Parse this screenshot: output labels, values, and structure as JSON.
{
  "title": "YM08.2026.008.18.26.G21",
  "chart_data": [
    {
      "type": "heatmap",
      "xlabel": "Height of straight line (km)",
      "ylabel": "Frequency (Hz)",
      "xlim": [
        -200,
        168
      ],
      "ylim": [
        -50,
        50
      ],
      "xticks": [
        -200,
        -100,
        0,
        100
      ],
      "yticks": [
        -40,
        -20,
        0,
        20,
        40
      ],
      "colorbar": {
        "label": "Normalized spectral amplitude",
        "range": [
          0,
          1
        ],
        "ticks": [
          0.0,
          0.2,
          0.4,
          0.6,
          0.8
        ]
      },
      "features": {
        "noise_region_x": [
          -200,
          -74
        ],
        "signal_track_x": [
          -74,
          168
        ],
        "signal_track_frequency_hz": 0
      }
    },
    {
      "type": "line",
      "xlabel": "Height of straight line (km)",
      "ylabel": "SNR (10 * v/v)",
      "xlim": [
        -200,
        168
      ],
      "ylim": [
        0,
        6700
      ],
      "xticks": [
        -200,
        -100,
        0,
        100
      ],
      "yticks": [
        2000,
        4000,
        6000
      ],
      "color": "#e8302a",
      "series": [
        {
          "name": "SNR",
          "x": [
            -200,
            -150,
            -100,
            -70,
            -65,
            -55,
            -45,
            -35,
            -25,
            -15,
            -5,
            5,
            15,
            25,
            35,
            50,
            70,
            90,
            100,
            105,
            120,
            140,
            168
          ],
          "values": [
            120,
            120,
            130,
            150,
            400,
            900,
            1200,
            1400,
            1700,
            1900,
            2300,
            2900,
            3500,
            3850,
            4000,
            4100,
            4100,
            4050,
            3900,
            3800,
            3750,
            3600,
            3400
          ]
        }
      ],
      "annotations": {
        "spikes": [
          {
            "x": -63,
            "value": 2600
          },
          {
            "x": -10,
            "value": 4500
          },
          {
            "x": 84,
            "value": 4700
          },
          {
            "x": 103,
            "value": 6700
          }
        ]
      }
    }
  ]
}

++++++++++++++++++++

= SHORT PROBLEM =
Set all of the entries down again, exactly as they were given.

= FULL SOLUTION =
Parse this screenshot: output labels, values, and structure as JSON.
{
  "title": "YM08.2026.008.18.26.G21",
  "chart_data": [
    {
      "type": "heatmap",
      "xlabel": "Height of straight line (km)",
      "ylabel": "Frequency (Hz)",
      "xlim": [
        -200,
        168
      ],
      "ylim": [
        -50,
        50
      ],
      "xticks": [
        -200,
        -100,
        0,
        100
      ],
      "yticks": [
        -40,
        -20,
        0,
        20,
        40
      ],
      "colorbar": {
        "label": "Normalized spectral amplitude",
        "range": [
          0,
          1
        ],
        "ticks": [
          0.0,
          0.2,
          0.4,
          0.6,
          0.8
        ]
      },
      "features": {
        "noise_region_x": [
          -200,
          -74
        ],
        "signal_track_x": [
          -74,
          168
        ],
        "signal_track_frequency_hz": 0
      }
    },
    {
      "type": "line",
      "xlabel": "Height of straight line (km)",
      "ylabel": "SNR (10 * v/v)",
      "xlim": [
        -200,
        168
      ],
      "ylim": [
        0,
        6700
      ],
      "xticks": [
        -200,
        -100,
        0,
        100
      ],
      "yticks": [
        2000,
        4000,
        6000
      ],
      "color": "#e8302a",
      "series": [
        {
          "name": "SNR",
          "x": [
            -200,
            -150,
            -100,
            -70,
            -65,
            -55,
            -45,
            -35,
            -25,
            -15,
            -5,
            5,
            15,
            25,
            35,
            50,
            70,
            90,
            100,
            105,
            120,
            140,
            168
          ],
          "values": [
            120,
            120,
            130,
            150,
            400,
            900,
            1200,
            1400,
            1700,
            1900,
            2300,
            2900,
            3500,
            3850,
            4000,
            4100,
            4100,
            4050,
            3900,
            3800,
            3750,
            3600,
            3400
          ]
        }
      ],
      "annotations": {
        "spikes": [
          {
            "x": -63,
            "value": 2600
          },
          {
            "x": -10,
            "value": 4500
          },
          {
            "x": 84,
            "value": 4700
          },
          {
            "x": 103,
            "value": 6700
          }
        ]
      }
    }
  ]
}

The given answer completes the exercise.